* START *
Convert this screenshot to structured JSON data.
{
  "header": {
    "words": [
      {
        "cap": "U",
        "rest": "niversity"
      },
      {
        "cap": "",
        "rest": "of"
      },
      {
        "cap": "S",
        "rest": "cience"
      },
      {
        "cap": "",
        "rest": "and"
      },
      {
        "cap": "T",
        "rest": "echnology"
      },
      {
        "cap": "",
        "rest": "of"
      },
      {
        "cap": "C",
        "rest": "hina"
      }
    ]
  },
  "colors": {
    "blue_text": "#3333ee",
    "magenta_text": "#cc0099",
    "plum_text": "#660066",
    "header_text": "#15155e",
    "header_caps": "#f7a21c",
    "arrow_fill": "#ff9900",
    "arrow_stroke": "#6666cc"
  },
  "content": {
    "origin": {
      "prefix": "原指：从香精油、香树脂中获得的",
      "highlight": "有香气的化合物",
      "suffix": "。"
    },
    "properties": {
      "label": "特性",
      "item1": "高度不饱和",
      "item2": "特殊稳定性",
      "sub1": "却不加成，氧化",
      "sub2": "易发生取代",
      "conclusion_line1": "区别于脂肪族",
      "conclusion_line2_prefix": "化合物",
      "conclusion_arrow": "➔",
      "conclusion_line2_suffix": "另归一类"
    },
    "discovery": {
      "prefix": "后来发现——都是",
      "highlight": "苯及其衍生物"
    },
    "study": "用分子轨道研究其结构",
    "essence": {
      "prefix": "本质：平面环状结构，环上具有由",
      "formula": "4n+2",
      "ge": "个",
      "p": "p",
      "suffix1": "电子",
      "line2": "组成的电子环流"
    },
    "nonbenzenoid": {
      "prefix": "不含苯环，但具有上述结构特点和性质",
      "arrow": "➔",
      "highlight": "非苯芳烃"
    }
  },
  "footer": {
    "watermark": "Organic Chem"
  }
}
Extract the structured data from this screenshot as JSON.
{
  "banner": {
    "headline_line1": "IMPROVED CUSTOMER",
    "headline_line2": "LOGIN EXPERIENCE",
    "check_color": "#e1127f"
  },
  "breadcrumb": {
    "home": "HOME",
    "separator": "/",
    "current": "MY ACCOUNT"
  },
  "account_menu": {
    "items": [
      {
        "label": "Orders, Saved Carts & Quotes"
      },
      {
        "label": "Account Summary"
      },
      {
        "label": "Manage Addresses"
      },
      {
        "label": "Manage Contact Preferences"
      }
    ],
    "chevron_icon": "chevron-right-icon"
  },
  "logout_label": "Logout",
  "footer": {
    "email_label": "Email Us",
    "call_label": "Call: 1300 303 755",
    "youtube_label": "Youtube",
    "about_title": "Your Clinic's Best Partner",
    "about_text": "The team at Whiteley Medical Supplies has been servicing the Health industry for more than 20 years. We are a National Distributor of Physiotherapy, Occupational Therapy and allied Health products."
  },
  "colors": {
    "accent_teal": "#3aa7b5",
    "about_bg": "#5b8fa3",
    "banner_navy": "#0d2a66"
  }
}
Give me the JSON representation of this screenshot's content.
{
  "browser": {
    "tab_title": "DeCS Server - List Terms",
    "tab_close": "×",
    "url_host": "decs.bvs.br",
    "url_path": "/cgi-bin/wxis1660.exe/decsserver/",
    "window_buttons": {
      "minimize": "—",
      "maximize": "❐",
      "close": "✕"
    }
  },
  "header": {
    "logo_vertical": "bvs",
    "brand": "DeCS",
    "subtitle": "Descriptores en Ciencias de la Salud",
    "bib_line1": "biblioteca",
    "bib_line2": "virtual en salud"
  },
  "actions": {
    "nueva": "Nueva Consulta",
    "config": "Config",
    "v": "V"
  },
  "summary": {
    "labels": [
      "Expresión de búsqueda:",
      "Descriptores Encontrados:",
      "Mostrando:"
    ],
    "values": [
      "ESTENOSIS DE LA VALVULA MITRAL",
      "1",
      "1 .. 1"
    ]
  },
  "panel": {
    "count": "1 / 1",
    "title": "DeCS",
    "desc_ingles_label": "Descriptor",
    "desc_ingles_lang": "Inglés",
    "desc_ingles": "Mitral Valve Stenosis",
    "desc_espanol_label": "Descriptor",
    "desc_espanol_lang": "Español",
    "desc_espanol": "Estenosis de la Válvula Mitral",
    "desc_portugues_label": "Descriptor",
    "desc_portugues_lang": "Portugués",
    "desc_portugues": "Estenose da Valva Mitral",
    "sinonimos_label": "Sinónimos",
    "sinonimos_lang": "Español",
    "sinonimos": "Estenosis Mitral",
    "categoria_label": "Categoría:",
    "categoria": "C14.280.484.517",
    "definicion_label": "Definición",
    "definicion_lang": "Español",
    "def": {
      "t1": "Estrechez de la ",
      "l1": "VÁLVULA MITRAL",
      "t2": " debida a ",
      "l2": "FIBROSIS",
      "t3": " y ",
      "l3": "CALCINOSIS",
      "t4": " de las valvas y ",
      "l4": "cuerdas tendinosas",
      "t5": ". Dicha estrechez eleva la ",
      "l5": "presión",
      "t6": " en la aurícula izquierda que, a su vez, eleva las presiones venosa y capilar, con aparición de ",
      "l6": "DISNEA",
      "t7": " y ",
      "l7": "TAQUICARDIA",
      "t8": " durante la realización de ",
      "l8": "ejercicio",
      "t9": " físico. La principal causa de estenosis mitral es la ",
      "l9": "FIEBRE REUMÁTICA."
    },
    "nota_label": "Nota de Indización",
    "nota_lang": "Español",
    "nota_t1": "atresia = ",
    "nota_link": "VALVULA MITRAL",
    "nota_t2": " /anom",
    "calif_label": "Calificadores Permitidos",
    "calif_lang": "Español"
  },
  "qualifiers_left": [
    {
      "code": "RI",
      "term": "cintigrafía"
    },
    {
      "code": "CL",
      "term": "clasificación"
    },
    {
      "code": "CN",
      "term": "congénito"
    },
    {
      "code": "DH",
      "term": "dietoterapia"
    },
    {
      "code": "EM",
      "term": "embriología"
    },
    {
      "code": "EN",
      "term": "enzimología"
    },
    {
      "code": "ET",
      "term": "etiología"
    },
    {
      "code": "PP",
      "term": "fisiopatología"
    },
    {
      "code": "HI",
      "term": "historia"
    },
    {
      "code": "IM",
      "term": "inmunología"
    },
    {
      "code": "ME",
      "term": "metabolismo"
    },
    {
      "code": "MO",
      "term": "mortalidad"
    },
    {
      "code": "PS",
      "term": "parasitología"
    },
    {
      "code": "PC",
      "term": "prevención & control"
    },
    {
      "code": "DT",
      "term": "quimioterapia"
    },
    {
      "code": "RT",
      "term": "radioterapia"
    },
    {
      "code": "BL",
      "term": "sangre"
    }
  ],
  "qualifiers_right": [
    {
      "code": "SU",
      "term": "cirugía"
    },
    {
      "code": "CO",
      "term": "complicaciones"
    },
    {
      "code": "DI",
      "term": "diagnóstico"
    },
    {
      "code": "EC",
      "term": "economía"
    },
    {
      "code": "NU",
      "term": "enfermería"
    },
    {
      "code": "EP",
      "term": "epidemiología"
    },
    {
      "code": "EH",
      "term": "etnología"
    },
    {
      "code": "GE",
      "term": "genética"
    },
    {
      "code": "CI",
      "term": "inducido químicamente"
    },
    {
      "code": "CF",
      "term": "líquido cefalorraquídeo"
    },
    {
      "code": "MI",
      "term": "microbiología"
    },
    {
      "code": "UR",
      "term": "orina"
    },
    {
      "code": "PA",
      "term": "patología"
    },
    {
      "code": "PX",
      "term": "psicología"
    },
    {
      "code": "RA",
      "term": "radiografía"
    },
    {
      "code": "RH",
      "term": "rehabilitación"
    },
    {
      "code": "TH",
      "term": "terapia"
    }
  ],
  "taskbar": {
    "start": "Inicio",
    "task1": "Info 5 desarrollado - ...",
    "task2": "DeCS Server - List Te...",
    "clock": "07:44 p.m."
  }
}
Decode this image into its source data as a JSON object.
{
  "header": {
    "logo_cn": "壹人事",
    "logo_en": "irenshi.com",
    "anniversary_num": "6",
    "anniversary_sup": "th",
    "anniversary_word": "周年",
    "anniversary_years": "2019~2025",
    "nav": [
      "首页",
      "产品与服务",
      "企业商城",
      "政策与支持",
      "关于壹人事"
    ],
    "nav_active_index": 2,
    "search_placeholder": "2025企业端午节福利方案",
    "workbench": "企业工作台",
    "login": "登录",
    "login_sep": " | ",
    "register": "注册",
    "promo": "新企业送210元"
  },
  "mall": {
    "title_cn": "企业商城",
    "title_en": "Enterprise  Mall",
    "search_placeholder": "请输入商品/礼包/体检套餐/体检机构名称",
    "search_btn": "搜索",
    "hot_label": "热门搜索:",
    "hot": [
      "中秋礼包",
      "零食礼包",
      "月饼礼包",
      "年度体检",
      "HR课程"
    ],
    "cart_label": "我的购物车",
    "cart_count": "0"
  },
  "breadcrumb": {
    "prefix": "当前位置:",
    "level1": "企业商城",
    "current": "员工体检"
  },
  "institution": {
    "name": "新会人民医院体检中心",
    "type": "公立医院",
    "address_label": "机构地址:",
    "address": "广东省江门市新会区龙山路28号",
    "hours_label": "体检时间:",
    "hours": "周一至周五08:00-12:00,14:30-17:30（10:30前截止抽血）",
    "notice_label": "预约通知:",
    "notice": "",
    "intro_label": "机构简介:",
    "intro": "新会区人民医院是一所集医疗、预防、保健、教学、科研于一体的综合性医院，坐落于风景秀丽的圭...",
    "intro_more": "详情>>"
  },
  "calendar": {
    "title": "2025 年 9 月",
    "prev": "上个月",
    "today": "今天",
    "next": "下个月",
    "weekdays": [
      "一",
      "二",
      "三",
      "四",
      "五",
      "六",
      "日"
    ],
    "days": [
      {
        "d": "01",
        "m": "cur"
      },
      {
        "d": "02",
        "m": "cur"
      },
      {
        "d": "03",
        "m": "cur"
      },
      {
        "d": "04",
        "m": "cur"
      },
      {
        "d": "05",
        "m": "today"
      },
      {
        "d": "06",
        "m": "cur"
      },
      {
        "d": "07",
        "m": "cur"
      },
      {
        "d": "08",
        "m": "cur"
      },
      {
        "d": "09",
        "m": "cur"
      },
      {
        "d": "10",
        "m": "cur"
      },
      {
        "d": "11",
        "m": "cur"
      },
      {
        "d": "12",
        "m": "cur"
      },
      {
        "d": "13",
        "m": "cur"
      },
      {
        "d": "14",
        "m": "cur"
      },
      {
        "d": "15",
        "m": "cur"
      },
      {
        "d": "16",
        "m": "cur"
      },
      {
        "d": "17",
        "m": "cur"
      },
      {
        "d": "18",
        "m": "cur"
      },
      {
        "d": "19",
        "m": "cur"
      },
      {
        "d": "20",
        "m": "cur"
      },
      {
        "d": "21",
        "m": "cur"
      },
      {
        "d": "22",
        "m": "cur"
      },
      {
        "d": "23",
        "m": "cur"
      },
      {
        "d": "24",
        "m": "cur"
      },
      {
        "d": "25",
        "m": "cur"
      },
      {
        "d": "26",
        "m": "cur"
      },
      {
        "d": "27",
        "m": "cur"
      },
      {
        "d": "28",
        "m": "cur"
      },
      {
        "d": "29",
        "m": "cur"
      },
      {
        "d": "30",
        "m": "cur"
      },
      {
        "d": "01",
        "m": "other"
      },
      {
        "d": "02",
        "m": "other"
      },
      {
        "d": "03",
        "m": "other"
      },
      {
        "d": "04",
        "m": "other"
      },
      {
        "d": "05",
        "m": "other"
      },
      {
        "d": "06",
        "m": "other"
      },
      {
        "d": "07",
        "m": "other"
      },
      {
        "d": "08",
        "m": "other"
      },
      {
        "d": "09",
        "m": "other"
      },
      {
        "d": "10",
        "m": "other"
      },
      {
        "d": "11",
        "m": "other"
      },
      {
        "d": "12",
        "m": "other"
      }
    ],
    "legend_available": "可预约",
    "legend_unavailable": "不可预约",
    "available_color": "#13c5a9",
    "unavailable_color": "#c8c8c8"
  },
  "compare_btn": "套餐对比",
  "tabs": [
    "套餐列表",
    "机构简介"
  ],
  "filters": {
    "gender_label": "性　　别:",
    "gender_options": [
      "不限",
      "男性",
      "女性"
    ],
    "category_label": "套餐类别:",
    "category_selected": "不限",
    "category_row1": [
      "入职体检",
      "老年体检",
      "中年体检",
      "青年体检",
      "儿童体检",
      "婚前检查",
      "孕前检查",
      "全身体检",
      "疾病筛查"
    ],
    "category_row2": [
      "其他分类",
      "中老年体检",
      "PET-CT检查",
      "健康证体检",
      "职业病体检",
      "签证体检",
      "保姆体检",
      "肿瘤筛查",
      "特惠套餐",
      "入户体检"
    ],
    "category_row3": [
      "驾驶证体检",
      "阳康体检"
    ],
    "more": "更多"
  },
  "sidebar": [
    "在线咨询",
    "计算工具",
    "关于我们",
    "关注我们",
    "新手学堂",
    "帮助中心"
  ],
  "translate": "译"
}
* END *
*What you need to do*: Within the listing above, copy each line that has the string "this".

*Solution to the exercise*:
Convert this screenshot to structured JSON data.
Extract the structured data from this screenshot as JSON.
Give me the JSON representation of this screenshot's content.
Decode this image into its source data as a JSON object.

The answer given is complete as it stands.